[Start of PROVIDED INFORMATION]
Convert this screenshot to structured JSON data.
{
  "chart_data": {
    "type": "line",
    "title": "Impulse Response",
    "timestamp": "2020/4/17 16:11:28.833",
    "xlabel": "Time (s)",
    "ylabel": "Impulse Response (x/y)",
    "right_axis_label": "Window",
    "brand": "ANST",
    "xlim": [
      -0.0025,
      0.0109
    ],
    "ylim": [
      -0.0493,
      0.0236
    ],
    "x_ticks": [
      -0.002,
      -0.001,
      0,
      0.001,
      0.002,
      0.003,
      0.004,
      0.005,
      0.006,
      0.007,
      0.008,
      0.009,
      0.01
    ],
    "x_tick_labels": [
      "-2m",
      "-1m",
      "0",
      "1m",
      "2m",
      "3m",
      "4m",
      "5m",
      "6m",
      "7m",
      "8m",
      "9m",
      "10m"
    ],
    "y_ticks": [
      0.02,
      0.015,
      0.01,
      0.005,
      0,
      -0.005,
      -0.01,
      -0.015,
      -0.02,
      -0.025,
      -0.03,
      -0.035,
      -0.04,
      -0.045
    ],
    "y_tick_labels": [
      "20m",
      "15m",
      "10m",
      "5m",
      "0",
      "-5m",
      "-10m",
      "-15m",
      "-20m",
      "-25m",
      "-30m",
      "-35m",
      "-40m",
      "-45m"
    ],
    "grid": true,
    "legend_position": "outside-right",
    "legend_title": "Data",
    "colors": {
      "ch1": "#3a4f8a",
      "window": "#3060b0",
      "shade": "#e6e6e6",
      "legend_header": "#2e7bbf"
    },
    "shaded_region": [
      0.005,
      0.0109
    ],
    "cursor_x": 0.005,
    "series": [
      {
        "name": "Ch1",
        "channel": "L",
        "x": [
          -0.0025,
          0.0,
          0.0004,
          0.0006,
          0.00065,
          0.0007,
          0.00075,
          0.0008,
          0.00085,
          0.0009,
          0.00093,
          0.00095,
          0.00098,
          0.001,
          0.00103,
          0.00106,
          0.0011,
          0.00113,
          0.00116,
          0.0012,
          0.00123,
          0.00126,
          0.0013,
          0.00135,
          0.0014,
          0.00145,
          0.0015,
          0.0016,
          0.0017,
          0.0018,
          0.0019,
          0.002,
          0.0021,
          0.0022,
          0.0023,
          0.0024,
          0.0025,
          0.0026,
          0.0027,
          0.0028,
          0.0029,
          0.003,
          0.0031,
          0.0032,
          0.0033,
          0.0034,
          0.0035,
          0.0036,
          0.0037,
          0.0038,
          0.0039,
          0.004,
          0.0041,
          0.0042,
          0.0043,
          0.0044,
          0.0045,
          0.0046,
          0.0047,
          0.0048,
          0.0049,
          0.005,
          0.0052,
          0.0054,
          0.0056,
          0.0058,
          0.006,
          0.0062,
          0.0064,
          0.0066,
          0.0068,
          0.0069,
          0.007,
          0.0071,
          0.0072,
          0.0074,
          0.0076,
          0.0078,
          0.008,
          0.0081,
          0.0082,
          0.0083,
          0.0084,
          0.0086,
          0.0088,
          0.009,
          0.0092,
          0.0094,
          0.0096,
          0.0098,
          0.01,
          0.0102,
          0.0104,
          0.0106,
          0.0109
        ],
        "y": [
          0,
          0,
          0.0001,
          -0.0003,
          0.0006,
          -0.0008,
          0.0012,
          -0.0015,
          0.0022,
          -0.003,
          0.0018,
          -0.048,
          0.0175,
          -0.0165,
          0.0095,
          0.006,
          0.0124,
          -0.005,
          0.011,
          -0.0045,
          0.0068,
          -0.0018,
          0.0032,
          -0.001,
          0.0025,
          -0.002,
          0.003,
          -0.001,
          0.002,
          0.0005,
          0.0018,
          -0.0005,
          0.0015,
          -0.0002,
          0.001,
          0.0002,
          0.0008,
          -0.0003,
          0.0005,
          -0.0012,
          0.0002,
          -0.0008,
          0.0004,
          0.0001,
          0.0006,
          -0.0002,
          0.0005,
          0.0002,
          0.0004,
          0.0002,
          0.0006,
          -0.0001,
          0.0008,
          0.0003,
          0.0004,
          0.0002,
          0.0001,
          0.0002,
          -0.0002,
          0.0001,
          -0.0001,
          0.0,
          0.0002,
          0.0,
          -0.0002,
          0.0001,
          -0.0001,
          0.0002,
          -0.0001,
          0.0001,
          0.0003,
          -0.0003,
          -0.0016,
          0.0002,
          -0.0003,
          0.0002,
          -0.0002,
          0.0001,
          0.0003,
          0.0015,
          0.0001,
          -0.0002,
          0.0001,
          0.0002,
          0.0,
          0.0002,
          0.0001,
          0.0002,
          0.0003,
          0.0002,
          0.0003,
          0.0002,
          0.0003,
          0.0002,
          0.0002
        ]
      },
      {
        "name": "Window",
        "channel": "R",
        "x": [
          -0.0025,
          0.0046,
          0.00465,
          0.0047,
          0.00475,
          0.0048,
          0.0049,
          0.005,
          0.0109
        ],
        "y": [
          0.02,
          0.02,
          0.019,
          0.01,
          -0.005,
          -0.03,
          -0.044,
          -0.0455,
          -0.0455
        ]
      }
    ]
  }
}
[End of PROVIDED INFORMATION]
◆ TASK GOAL
Exactly reproduce every record.

◆ SOLUTION TO THIS TASK
Convert this screenshot to structured JSON data.
{
  "chart_data": {
    "type": "line",
    "title": "Impulse Response",
    "timestamp": "2020/4/17 16:11:28.833",
    "xlabel": "Time (s)",
    "ylabel": "Impulse Response (x/y)",
    "right_axis_label": "Window",
    "brand": "ANST",
    "xlim": [
      -0.0025,
      0.0109
    ],
    "ylim": [
      -0.0493,
      0.0236
    ],
    "x_ticks": [
      -0.002,
      -0.001,
      0,
      0.001,
      0.002,
      0.003,
      0.004,
      0.005,
      0.006,
      0.007,
      0.008,
      0.009,
      0.01
    ],
    "x_tick_labels": [
      "-2m",
      "-1m",
      "0",
      "1m",
      "2m",
      "3m",
      "4m",
      "5m",
      "6m",
      "7m",
      "8m",
      "9m",
      "10m"
    ],
    "y_ticks": [
      0.02,
      0.015,
      0.01,
      0.005,
      0,
      -0.005,
      -0.01,
      -0.015,
      -0.02,
      -0.025,
      -0.03,
      -0.035,
      -0.04,
      -0.045
    ],
    "y_tick_labels": [
      "20m",
      "15m",
      "10m",
      "5m",
      "0",
      "-5m",
      "-10m",
      "-15m",
      "-20m",
      "-25m",
      "-30m",
      "-35m",
      "-40m",
      "-45m"
    ],
    "grid": true,
    "legend_position": "outside-right",
    "legend_title": "Data",
    "colors": {
      "ch1": "#3a4f8a",
      "window": "#3060b0",
      "shade": "#e6e6e6",
      "legend_header": "#2e7bbf"
    },
    "shaded_region": [
      0.005,
      0.0109
    ],
    "cursor_x": 0.005,
    "series": [
      {
        "name": "Ch1",
        "channel": "L",
        "x": [
          -0.0025,
          0.0,
          0.0004,
          0.0006,
          0.00065,
          0.0007,
          0.00075,
          0.0008,
          0.00085,
          0.0009,
          0.00093,
          0.00095,
          0.00098,
          0.001,
          0.00103,
          0.00106,
          0.0011,
          0.00113,
          0.00116,
          0.0012,
          0.00123,
          0.00126,
          0.0013,
          0.00135,
          0.0014,
          0.00145,
          0.0015,
          0.0016,
          0.0017,
          0.0018,
          0.0019,
          0.002,
          0.0021,
          0.0022,
          0.0023,
          0.0024,
          0.0025,
          0.0026,
          0.0027,
          0.0028,
          0.0029,
          0.003,
          0.0031,
          0.0032,
          0.0033,
          0.0034,
          0.0035,
          0.0036,
          0.0037,
          0.0038,
          0.0039,
          0.004,
          0.0041,
          0.0042,
          0.0043,
          0.0044,
          0.0045,
          0.0046,
          0.0047,
          0.0048,
          0.0049,
          0.005,
          0.0052,
          0.0054,
          0.0056,
          0.0058,
          0.006,
          0.0062,
          0.0064,
          0.0066,
          0.0068,
          0.0069,
          0.007,
          0.0071,
          0.0072,
          0.0074,
          0.0076,
          0.0078,
          0.008,
          0.0081,
          0.0082,
          0.0083,
          0.0084,
          0.0086,
          0.0088,
          0.009,
          0.0092,
          0.0094,
          0.0096,
          0.0098,
          0.01,
          0.0102,
          0.0104,
          0.0106,
          0.0109
        ],
        "y": [
          0,
          0,
          0.0001,
          -0.0003,
          0.0006,
          -0.0008,
          0.0012,
          -0.0015,
          0.0022,
          -0.003,
          0.0018,
          -0.048,
          0.0175,
          -0.0165,
          0.0095,
          0.006,
          0.0124,
          -0.005,
          0.011,
          -0.0045,
          0.0068,
          -0.0018,
          0.0032,
          -0.001,
          0.0025,
          -0.002,
          0.003,
          -0.001,
          0.002,
          0.0005,
          0.0018,
          -0.0005,
          0.0015,
          -0.0002,
          0.001,
          0.0002,
          0.0008,
          -0.0003,
          0.0005,
          -0.0012,
          0.0002,
          -0.0008,
          0.0004,
          0.0001,
          0.0006,
          -0.0002,
          0.0005,
          0.0002,
          0.0004,
          0.0002,
          0.0006,
          -0.0001,
          0.0008,
          0.0003,
          0.0004,
          0.0002,
          0.0001,
          0.0002,
          -0.0002,
          0.0001,
          -0.0001,
          0.0,
          0.0002,
          0.0,
          -0.0002,
          0.0001,
          -0.0001,
          0.0002,
          -0.0001,
          0.0001,
          0.0003,
          -0.0003,
          -0.0016,
          0.0002,
          -0.0003,
          0.0002,
          -0.0002,
          0.0001,
          0.0003,
          0.0015,
          0.0001,
          -0.0002,
          0.0001,
          0.0002,
          0.0,
          0.0002,
          0.0001,
          0.0002,
          0.0003,
          0.0002,
          0.0003,
          0.0002,
          0.0003,
          0.0002,
          0.0002
        ]
      },
      {
        "name": "Window",
        "channel": "R",
        "x": [
          -0.0025,
          0.0046,
          0.00465,
          0.0047,
          0.00475,
          0.0048,
          0.0049,
          0.005,
          0.0109
        ],
        "y": [
          0.02,
          0.02,
          0.019,
          0.01,
          -0.005,
          -0.03,
          -0.044,
          -0.0455,
          -0.0455
        ]
      }
    ]
  }
}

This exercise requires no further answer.